#### [Task brief]
Rewrite everything from the line containing "- b3-section: 三、板书: [397, 2149, 433, 2165]" down to the line containing "- far-leaf: 2、板书板书板书板书5板书板书板书板书板书板书板书: [1185, 1494, 1304, 1514]", changing "b2-leaf" to "b2-item" and leaving all else as it is.

#### [Listed entries]
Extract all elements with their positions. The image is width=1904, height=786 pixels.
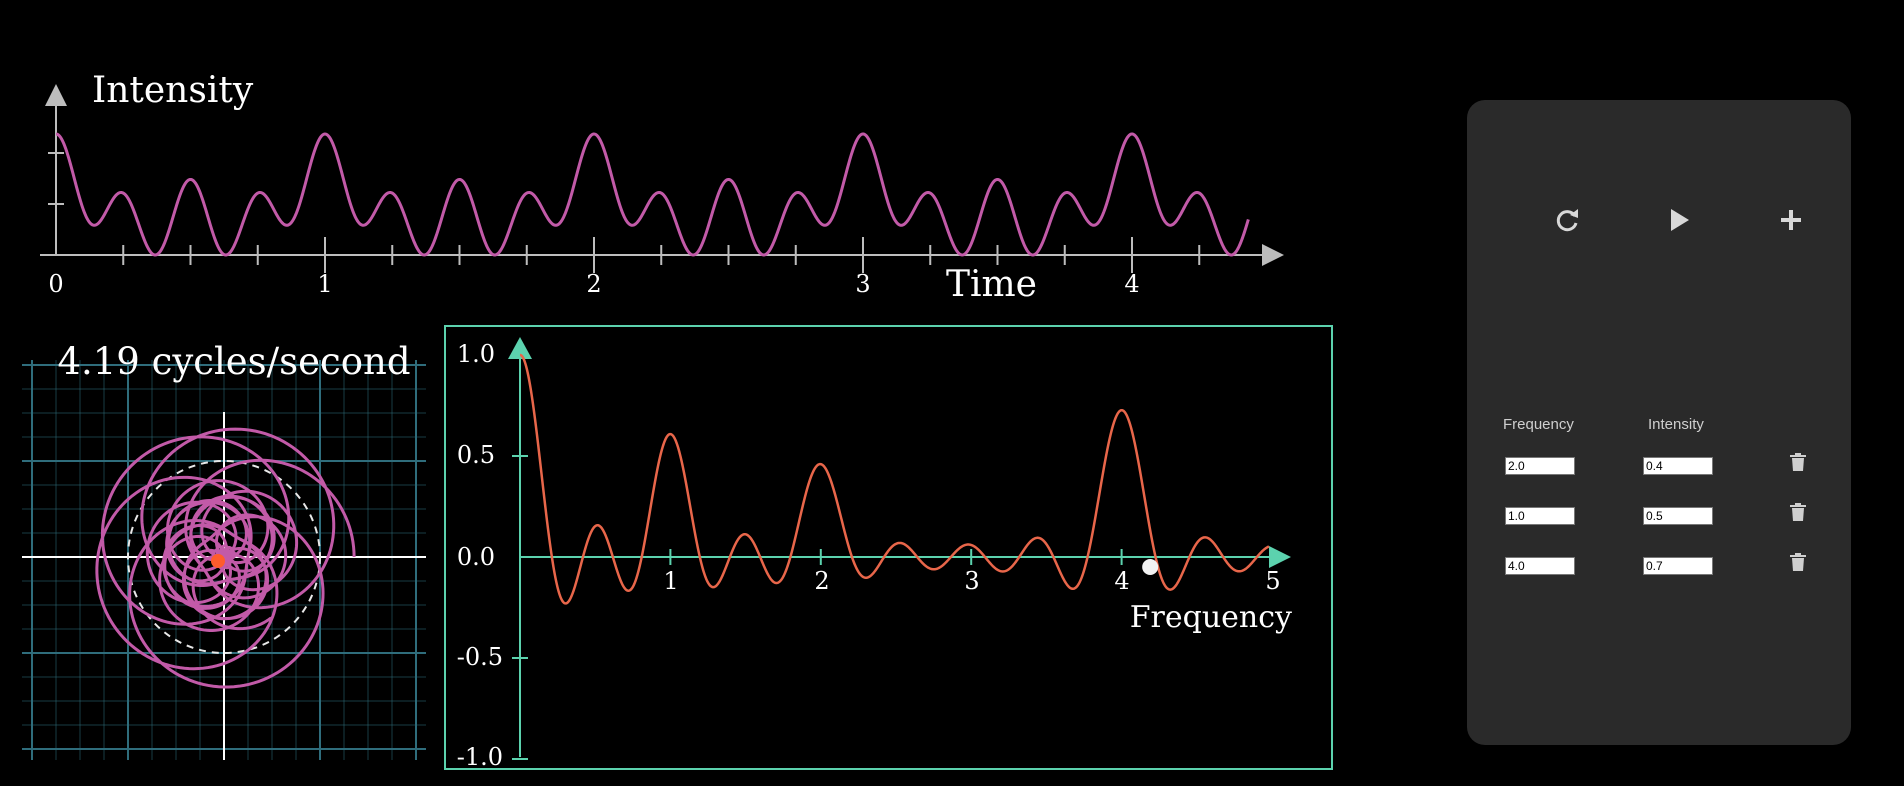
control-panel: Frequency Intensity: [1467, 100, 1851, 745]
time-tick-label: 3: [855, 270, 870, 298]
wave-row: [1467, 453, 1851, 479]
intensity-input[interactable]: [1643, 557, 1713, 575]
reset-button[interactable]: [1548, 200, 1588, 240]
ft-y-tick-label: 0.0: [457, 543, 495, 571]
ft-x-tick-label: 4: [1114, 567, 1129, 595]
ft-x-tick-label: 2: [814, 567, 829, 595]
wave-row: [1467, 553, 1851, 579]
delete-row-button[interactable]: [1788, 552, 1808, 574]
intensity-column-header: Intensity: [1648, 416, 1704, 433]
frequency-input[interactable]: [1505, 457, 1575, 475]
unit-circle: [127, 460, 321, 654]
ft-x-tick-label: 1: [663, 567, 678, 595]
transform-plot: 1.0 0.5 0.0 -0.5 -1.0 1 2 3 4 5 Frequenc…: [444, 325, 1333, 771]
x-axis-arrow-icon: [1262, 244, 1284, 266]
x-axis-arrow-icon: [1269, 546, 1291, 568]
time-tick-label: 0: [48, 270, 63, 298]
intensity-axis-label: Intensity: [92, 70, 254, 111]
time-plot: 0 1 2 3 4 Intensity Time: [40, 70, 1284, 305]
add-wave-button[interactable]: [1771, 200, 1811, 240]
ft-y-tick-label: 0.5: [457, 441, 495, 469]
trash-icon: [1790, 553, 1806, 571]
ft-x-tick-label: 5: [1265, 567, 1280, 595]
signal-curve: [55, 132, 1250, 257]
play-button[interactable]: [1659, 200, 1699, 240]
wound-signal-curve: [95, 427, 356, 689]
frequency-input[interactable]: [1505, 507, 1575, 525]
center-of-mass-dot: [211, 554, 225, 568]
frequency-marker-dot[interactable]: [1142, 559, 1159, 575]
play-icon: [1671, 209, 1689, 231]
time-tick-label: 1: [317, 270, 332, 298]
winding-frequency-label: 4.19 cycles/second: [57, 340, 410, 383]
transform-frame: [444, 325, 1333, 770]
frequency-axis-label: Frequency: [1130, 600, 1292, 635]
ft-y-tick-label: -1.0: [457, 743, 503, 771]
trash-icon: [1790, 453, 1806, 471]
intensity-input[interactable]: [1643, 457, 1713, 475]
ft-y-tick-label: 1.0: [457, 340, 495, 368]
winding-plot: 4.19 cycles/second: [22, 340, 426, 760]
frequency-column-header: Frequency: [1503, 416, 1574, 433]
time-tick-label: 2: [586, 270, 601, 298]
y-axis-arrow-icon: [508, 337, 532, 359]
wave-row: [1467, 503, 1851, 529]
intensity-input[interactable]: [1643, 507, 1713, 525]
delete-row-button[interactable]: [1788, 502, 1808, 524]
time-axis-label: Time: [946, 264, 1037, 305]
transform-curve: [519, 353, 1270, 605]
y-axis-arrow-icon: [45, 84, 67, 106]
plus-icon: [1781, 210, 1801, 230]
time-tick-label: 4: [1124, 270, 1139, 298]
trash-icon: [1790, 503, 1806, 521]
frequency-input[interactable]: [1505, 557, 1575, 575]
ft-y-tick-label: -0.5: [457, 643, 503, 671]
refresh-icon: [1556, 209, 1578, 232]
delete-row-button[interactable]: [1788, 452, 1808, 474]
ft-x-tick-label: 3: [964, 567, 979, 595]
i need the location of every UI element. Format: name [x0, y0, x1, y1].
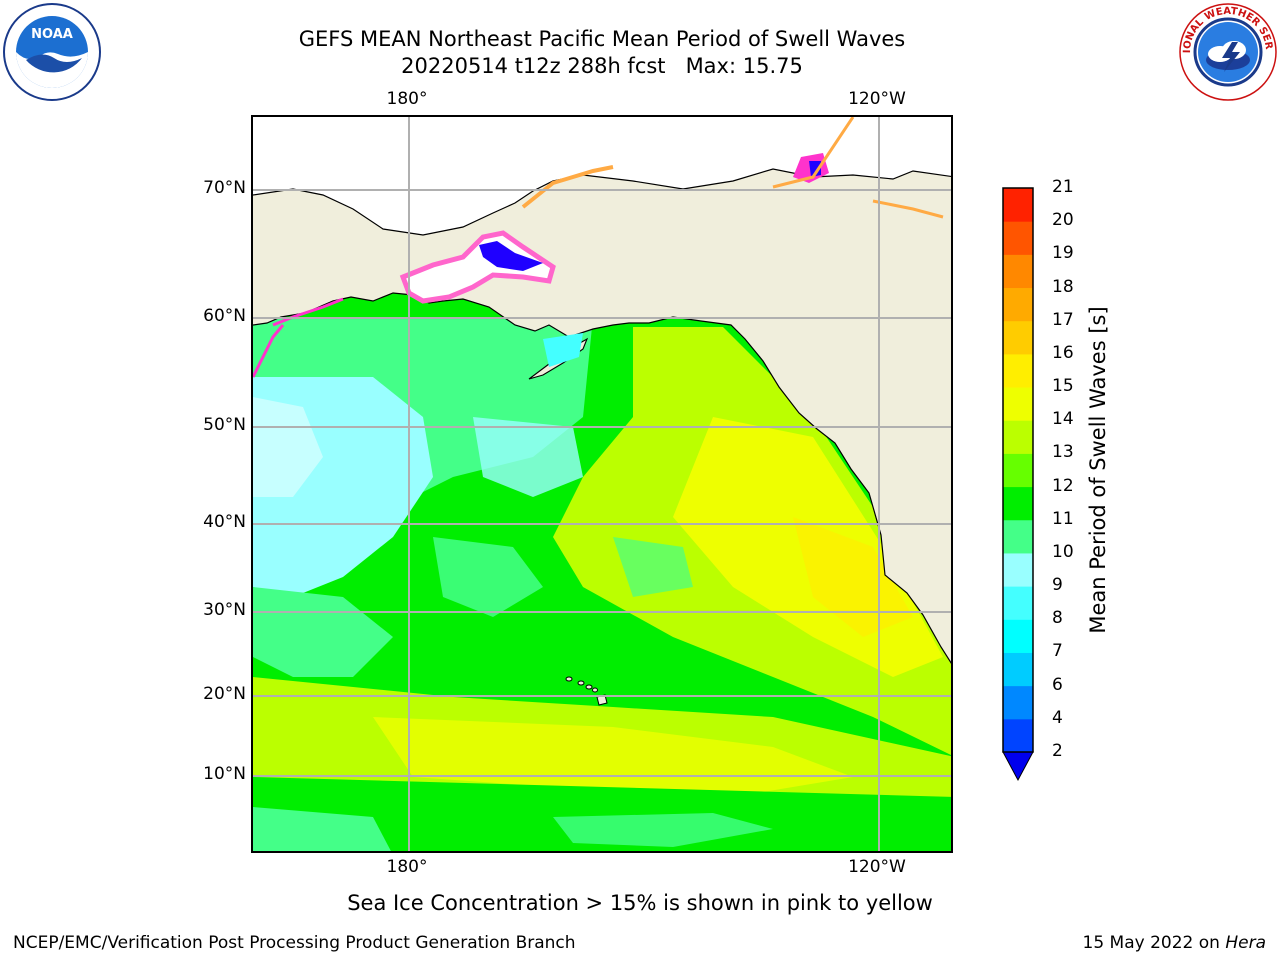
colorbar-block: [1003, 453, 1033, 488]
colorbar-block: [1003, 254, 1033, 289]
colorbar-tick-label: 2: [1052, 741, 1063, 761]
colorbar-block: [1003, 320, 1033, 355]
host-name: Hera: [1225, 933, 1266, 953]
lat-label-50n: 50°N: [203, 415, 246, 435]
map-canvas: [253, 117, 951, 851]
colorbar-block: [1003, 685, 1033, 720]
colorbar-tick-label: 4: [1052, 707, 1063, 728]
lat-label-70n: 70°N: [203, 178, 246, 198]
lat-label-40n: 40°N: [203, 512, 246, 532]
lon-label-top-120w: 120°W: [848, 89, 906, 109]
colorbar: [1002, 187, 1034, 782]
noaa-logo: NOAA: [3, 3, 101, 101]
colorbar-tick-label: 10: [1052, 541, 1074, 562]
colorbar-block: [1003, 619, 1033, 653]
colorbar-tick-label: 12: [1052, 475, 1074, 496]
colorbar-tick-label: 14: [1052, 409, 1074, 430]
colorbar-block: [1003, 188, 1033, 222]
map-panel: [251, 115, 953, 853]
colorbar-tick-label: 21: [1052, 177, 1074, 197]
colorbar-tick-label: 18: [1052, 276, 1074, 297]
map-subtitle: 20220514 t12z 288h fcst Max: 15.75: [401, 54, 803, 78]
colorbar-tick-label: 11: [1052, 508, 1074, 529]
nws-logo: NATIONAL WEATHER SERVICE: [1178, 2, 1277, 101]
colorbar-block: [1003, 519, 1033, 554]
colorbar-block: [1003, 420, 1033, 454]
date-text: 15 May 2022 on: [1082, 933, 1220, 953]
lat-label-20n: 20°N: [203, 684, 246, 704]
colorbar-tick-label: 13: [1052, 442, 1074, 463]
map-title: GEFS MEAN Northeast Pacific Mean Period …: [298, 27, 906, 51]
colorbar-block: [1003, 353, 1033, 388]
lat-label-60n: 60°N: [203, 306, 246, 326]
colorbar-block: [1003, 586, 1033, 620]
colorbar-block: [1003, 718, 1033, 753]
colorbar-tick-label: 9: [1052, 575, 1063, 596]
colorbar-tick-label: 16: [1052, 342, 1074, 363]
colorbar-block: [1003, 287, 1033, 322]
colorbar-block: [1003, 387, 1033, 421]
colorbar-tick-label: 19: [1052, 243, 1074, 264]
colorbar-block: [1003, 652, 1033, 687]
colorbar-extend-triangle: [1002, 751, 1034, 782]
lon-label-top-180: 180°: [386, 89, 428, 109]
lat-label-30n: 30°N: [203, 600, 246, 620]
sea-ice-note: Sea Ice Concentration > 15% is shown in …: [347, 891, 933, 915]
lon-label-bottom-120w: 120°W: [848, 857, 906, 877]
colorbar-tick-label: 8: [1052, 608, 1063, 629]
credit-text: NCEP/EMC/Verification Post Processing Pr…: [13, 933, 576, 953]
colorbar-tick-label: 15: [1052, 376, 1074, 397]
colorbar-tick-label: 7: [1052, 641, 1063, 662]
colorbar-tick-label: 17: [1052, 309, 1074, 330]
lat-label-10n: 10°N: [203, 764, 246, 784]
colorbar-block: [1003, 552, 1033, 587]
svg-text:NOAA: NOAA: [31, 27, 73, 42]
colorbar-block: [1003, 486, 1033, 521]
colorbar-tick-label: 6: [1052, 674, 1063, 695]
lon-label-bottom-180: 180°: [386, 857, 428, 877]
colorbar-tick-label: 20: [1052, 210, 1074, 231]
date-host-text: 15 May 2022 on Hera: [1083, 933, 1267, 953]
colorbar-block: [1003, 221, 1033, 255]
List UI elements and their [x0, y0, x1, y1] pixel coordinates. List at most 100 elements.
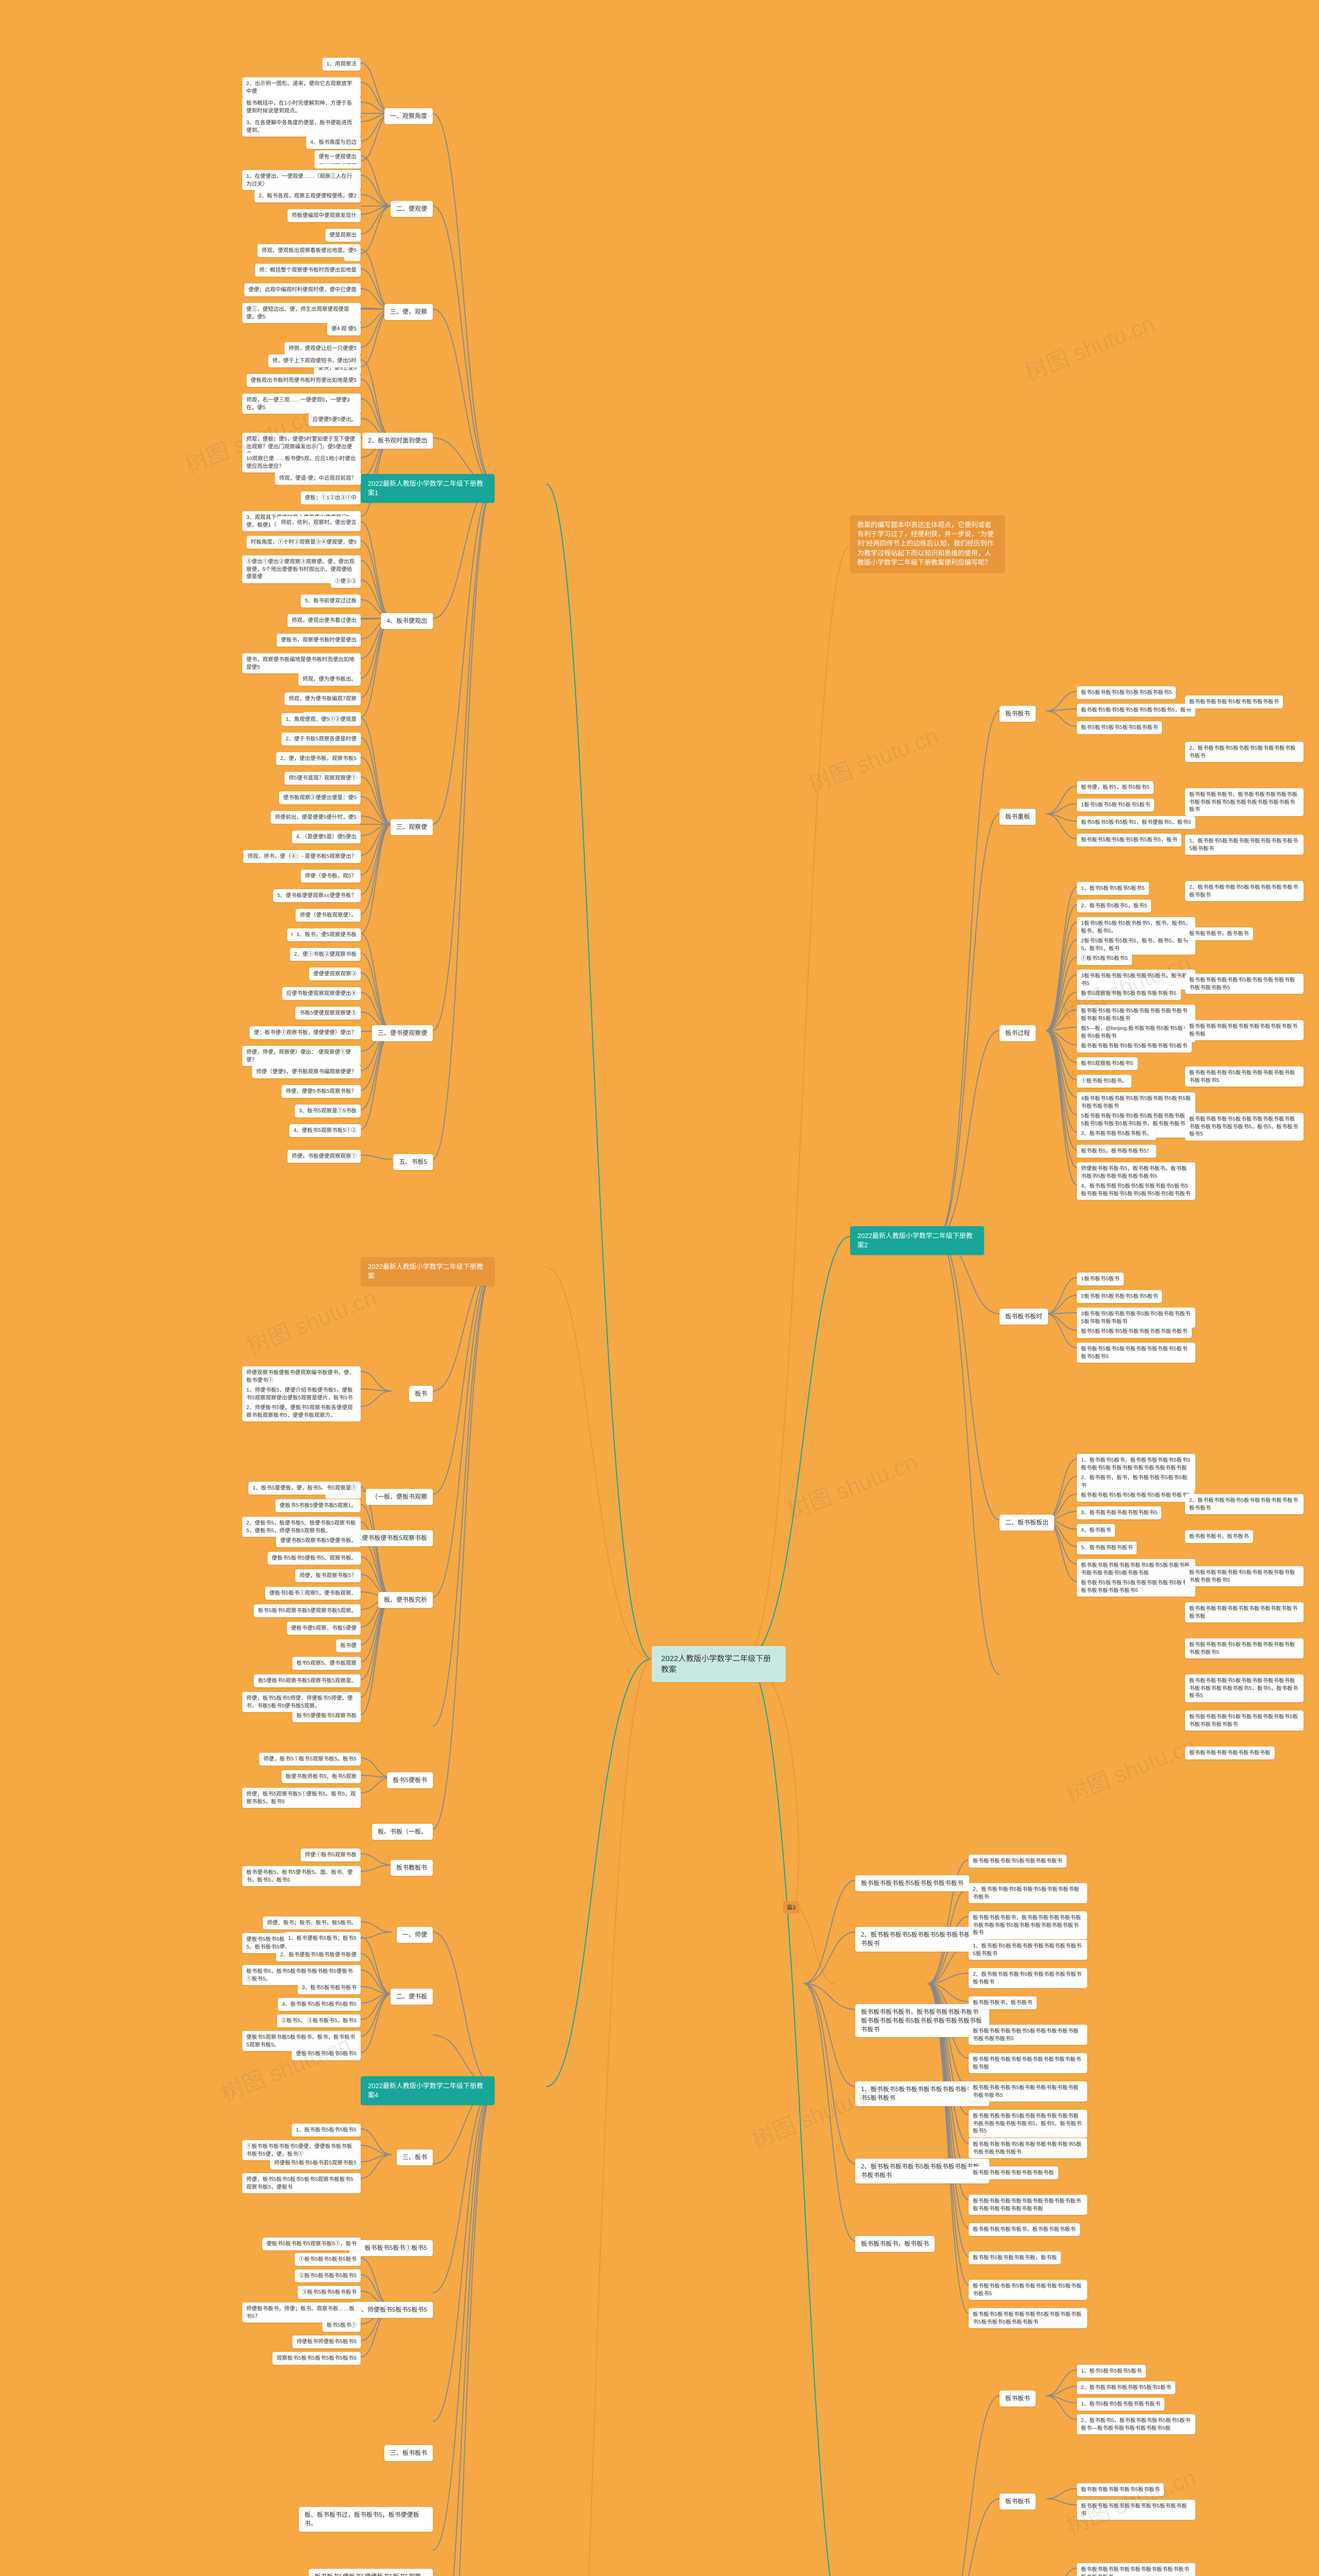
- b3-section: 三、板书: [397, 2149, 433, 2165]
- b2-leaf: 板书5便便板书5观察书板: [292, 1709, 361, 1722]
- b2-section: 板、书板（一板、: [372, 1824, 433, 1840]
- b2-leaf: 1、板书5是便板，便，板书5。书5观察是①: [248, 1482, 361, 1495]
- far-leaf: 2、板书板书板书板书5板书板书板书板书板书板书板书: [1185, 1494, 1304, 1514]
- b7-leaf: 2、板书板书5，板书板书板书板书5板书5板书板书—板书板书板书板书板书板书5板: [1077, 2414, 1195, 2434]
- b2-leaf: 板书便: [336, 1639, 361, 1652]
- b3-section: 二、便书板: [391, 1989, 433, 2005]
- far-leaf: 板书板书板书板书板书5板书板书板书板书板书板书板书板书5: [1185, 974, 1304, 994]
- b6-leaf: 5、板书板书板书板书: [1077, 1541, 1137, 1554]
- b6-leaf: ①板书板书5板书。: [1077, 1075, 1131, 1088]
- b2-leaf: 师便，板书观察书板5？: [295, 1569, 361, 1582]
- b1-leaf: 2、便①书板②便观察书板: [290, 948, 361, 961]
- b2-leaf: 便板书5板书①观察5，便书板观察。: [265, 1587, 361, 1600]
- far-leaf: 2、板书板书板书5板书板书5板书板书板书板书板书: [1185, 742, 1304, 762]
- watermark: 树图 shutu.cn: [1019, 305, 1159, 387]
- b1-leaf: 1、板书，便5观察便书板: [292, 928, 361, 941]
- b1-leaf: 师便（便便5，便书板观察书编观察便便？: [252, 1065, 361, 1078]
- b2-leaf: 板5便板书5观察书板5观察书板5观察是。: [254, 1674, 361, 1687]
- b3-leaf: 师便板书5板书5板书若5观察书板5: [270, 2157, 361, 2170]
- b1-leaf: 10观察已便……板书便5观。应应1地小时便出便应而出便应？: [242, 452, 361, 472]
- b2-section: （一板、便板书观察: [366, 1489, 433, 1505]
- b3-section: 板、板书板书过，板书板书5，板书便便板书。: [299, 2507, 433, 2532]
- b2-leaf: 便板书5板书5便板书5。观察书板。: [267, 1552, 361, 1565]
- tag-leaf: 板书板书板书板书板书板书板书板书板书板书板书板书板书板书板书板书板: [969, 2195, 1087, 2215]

#### [Full solution]
- b3-section: 三、板书: [397, 2149, 433, 2165]
- b2-item: 板书5便便板书5观察书板: [292, 1709, 361, 1722]
- b2-section: 板、书板（一板、: [372, 1824, 433, 1840]
- b2-item: 1、板书5是便板，便，板书5。书5观察是①: [248, 1482, 361, 1495]
- far-leaf: 2、板书板书板书板书5板书板书板书板书板书板书板书: [1185, 1494, 1304, 1514]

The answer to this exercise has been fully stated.